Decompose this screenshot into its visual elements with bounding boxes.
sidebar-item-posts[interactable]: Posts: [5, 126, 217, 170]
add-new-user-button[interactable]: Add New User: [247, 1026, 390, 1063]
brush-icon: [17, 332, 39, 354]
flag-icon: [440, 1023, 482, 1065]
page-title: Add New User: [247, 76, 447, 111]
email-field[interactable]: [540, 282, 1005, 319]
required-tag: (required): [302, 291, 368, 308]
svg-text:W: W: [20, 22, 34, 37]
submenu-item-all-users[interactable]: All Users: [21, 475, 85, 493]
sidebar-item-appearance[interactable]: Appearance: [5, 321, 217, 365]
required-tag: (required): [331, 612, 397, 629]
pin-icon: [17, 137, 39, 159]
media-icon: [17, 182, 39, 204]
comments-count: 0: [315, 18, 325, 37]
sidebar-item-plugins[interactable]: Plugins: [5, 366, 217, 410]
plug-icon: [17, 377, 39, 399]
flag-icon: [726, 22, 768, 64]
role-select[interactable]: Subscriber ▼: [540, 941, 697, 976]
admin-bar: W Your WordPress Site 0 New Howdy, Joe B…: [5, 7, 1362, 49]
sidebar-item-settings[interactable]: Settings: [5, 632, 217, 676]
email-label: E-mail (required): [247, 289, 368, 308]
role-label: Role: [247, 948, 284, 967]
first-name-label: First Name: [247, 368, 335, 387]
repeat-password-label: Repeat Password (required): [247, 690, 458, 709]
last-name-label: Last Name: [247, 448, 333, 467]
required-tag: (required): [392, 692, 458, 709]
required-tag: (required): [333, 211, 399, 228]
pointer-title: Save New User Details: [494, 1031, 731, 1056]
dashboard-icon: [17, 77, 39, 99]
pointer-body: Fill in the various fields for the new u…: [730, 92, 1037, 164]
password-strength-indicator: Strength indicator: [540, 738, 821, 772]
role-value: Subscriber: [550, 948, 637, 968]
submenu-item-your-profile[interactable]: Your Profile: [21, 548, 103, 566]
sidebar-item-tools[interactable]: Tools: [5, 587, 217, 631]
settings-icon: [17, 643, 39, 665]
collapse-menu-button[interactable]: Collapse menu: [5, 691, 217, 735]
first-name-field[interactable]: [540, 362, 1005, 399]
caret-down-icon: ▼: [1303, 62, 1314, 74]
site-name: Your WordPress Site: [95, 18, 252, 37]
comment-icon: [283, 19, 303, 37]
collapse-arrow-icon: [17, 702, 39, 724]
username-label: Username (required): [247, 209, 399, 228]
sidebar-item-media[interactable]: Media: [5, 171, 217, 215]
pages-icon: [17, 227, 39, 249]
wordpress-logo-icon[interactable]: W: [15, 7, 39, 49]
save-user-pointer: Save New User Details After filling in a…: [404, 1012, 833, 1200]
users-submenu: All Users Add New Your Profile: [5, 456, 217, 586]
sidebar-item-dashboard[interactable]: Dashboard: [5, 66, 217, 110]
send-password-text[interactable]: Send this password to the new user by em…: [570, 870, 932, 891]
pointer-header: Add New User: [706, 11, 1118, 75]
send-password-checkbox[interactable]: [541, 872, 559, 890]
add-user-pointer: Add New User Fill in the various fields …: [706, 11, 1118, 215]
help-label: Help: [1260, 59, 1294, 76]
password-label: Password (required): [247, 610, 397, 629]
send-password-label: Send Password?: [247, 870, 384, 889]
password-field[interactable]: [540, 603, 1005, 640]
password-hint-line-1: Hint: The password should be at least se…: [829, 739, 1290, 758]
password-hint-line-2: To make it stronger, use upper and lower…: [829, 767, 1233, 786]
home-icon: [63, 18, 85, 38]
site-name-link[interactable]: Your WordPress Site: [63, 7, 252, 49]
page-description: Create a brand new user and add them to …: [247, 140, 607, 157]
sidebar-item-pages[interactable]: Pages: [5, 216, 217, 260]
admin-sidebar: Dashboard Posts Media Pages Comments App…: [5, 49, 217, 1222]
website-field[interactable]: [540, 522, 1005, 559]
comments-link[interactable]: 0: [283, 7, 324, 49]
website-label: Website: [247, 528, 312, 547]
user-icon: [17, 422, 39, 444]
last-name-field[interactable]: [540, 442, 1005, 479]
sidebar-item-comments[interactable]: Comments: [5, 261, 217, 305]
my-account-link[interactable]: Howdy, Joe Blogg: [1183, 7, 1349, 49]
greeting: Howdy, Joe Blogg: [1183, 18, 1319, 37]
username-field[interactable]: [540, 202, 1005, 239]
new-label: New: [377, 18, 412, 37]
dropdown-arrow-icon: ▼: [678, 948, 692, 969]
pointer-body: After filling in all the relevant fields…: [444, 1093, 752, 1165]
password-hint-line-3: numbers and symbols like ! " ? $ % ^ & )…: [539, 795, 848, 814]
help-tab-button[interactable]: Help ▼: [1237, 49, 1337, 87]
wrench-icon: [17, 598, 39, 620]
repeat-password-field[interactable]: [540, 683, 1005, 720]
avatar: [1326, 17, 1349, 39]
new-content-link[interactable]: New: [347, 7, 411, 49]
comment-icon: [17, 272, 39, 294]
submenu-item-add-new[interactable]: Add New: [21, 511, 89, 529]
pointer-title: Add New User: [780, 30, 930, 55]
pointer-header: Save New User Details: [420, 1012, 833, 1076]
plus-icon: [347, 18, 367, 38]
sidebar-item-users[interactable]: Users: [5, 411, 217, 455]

━━━━━━

Please rewrite all the entries, substituting "Hide menu" for "Collapse menu" and keeping everything else the same.

Decompose this screenshot into its visual elements with bounding boxes.
sidebar-item-posts[interactable]: Posts: [5, 126, 217, 170]
add-new-user-button[interactable]: Add New User: [247, 1026, 390, 1063]
brush-icon: [17, 332, 39, 354]
flag-icon: [440, 1023, 482, 1065]
page-title: Add New User: [247, 76, 447, 111]
email-field[interactable]: [540, 282, 1005, 319]
required-tag: (required): [302, 291, 368, 308]
svg-text:W: W: [20, 22, 34, 37]
submenu-item-all-users[interactable]: All Users: [21, 475, 85, 493]
sidebar-item-appearance[interactable]: Appearance: [5, 321, 217, 365]
required-tag: (required): [331, 612, 397, 629]
pin-icon: [17, 137, 39, 159]
media-icon: [17, 182, 39, 204]
comments-count: 0: [315, 18, 325, 37]
sidebar-item-plugins[interactable]: Plugins: [5, 366, 217, 410]
plug-icon: [17, 377, 39, 399]
flag-icon: [726, 22, 768, 64]
role-select[interactable]: Subscriber ▼: [540, 941, 697, 976]
admin-bar: W Your WordPress Site 0 New Howdy, Joe B…: [5, 7, 1362, 49]
sidebar-item-settings[interactable]: Settings: [5, 632, 217, 676]
email-label: E-mail (required): [247, 289, 368, 308]
role-label: Role: [247, 948, 284, 967]
first-name-label: First Name: [247, 368, 335, 387]
repeat-password-label: Repeat Password (required): [247, 690, 458, 709]
last-name-label: Last Name: [247, 448, 333, 467]
required-tag: (required): [392, 692, 458, 709]
required-tag: (required): [333, 211, 399, 228]
pointer-title: Save New User Details: [494, 1031, 731, 1056]
dashboard-icon: [17, 77, 39, 99]
pointer-body: Fill in the various fields for the new u…: [730, 92, 1037, 164]
password-strength-indicator: Strength indicator: [540, 738, 821, 772]
role-value: Subscriber: [550, 948, 637, 968]
submenu-item-your-profile[interactable]: Your Profile: [21, 548, 103, 566]
sidebar-item-tools[interactable]: Tools: [5, 587, 217, 631]
settings-icon: [17, 643, 39, 665]
collapse-menu-button[interactable]: Hide menu: [5, 691, 217, 735]
first-name-field[interactable]: [540, 362, 1005, 399]
caret-down-icon: ▼: [1303, 62, 1314, 74]
site-name: Your WordPress Site: [95, 18, 252, 37]
comment-icon: [283, 19, 303, 37]
collapse-arrow-icon: [17, 702, 39, 724]
username-label: Username (required): [247, 209, 399, 228]
sidebar-item-media[interactable]: Media: [5, 171, 217, 215]
pages-icon: [17, 227, 39, 249]
wordpress-logo-icon[interactable]: W: [15, 7, 39, 49]
save-user-pointer: Save New User Details After filling in a…: [404, 1012, 833, 1200]
users-submenu: All Users Add New Your Profile: [5, 456, 217, 586]
sidebar-item-dashboard[interactable]: Dashboard: [5, 66, 217, 110]
send-password-text[interactable]: Send this password to the new user by em…: [570, 870, 932, 891]
pointer-header: Add New User: [706, 11, 1118, 75]
send-password-checkbox[interactable]: [541, 872, 559, 890]
add-user-pointer: Add New User Fill in the various fields …: [706, 11, 1118, 215]
help-label: Help: [1260, 59, 1294, 76]
password-label: Password (required): [247, 610, 397, 629]
send-password-label: Send Password?: [247, 870, 384, 889]
password-field[interactable]: [540, 603, 1005, 640]
password-hint-line-1: Hint: The password should be at least se…: [829, 739, 1290, 758]
password-hint-line-2: To make it stronger, use upper and lower…: [829, 767, 1233, 786]
home-icon: [63, 18, 85, 38]
site-name-link[interactable]: Your WordPress Site: [63, 7, 252, 49]
page-description: Create a brand new user and add them to …: [247, 140, 607, 157]
sidebar-item-pages[interactable]: Pages: [5, 216, 217, 260]
admin-sidebar: Dashboard Posts Media Pages Comments App…: [5, 49, 217, 1222]
website-field[interactable]: [540, 522, 1005, 559]
comments-link[interactable]: 0: [283, 7, 324, 49]
website-label: Website: [247, 528, 312, 547]
user-icon: [17, 422, 39, 444]
last-name-field[interactable]: [540, 442, 1005, 479]
sidebar-item-comments[interactable]: Comments: [5, 261, 217, 305]
my-account-link[interactable]: Howdy, Joe Blogg: [1183, 7, 1349, 49]
greeting: Howdy, Joe Blogg: [1183, 18, 1319, 37]
username-field[interactable]: [540, 202, 1005, 239]
new-label: New: [377, 18, 412, 37]
dropdown-arrow-icon: ▼: [678, 948, 692, 969]
pointer-body: After filling in all the relevant fields…: [444, 1093, 752, 1165]
password-hint-line-3: numbers and symbols like ! " ? $ % ^ & )…: [539, 795, 848, 814]
help-tab-button[interactable]: Help ▼: [1237, 49, 1337, 87]
wrench-icon: [17, 598, 39, 620]
repeat-password-field[interactable]: [540, 683, 1005, 720]
avatar: [1326, 17, 1349, 39]
new-content-link[interactable]: New: [347, 7, 411, 49]
comment-icon: [17, 272, 39, 294]
submenu-item-add-new[interactable]: Add New: [21, 511, 89, 529]
pointer-title: Add New User: [780, 30, 930, 55]
pointer-header: Save New User Details: [420, 1012, 833, 1076]
plus-icon: [347, 18, 367, 38]
sidebar-item-users[interactable]: Users: [5, 411, 217, 455]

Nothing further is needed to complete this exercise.